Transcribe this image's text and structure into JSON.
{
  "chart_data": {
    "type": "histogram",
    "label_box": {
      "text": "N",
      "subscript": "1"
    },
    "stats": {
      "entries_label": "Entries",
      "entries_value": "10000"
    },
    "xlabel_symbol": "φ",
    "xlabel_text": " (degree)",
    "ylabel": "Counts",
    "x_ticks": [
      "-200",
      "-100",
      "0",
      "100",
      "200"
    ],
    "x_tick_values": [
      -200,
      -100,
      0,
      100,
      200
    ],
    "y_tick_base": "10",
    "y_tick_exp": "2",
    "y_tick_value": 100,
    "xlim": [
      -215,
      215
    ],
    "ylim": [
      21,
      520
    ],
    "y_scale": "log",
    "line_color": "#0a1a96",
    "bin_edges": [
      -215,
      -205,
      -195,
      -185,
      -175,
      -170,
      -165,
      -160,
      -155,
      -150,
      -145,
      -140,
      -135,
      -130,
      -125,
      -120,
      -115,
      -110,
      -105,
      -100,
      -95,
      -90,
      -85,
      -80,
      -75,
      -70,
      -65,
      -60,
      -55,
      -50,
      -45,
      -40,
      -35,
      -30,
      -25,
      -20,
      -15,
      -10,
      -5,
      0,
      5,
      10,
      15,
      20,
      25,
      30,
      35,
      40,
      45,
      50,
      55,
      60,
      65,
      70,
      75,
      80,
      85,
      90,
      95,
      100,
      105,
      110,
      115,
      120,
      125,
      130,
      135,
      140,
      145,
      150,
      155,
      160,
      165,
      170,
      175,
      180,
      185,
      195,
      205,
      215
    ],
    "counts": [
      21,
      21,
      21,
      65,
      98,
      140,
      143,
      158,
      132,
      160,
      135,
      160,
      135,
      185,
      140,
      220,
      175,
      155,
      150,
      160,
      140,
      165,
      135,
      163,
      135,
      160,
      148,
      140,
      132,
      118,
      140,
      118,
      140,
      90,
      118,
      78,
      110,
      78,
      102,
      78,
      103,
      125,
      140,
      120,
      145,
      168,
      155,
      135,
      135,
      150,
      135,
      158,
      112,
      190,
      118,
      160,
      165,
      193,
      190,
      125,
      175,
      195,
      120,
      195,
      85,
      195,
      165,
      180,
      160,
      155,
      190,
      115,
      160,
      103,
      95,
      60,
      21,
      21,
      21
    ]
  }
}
________________
**WHAT IS BEING ASKED:**
Every record above must be duplicated exactly.

**EXERCISE RESULT:**
Transcribe this image's text and structure into JSON.
{
  "chart_data": {
    "type": "histogram",
    "label_box": {
      "text": "N",
      "subscript": "1"
    },
    "stats": {
      "entries_label": "Entries",
      "entries_value": "10000"
    },
    "xlabel_symbol": "φ",
    "xlabel_text": " (degree)",
    "ylabel": "Counts",
    "x_ticks": [
      "-200",
      "-100",
      "0",
      "100",
      "200"
    ],
    "x_tick_values": [
      -200,
      -100,
      0,
      100,
      200
    ],
    "y_tick_base": "10",
    "y_tick_exp": "2",
    "y_tick_value": 100,
    "xlim": [
      -215,
      215
    ],
    "ylim": [
      21,
      520
    ],
    "y_scale": "log",
    "line_color": "#0a1a96",
    "bin_edges": [
      -215,
      -205,
      -195,
      -185,
      -175,
      -170,
      -165,
      -160,
      -155,
      -150,
      -145,
      -140,
      -135,
      -130,
      -125,
      -120,
      -115,
      -110,
      -105,
      -100,
      -95,
      -90,
      -85,
      -80,
      -75,
      -70,
      -65,
      -60,
      -55,
      -50,
      -45,
      -40,
      -35,
      -30,
      -25,
      -20,
      -15,
      -10,
      -5,
      0,
      5,
      10,
      15,
      20,
      25,
      30,
      35,
      40,
      45,
      50,
      55,
      60,
      65,
      70,
      75,
      80,
      85,
      90,
      95,
      100,
      105,
      110,
      115,
      120,
      125,
      130,
      135,
      140,
      145,
      150,
      155,
      160,
      165,
      170,
      175,
      180,
      185,
      195,
      205,
      215
    ],
    "counts": [
      21,
      21,
      21,
      65,
      98,
      140,
      143,
      158,
      132,
      160,
      135,
      160,
      135,
      185,
      140,
      220,
      175,
      155,
      150,
      160,
      140,
      165,
      135,
      163,
      135,
      160,
      148,
      140,
      132,
      118,
      140,
      118,
      140,
      90,
      118,
      78,
      110,
      78,
      102,
      78,
      103,
      125,
      140,
      120,
      145,
      168,
      155,
      135,
      135,
      150,
      135,
      158,
      112,
      190,
      118,
      160,
      165,
      193,
      190,
      125,
      175,
      195,
      120,
      195,
      85,
      195,
      165,
      180,
      160,
      155,
      190,
      115,
      160,
      103,
      95,
      60,
      21,
      21,
      21
    ]
  }
}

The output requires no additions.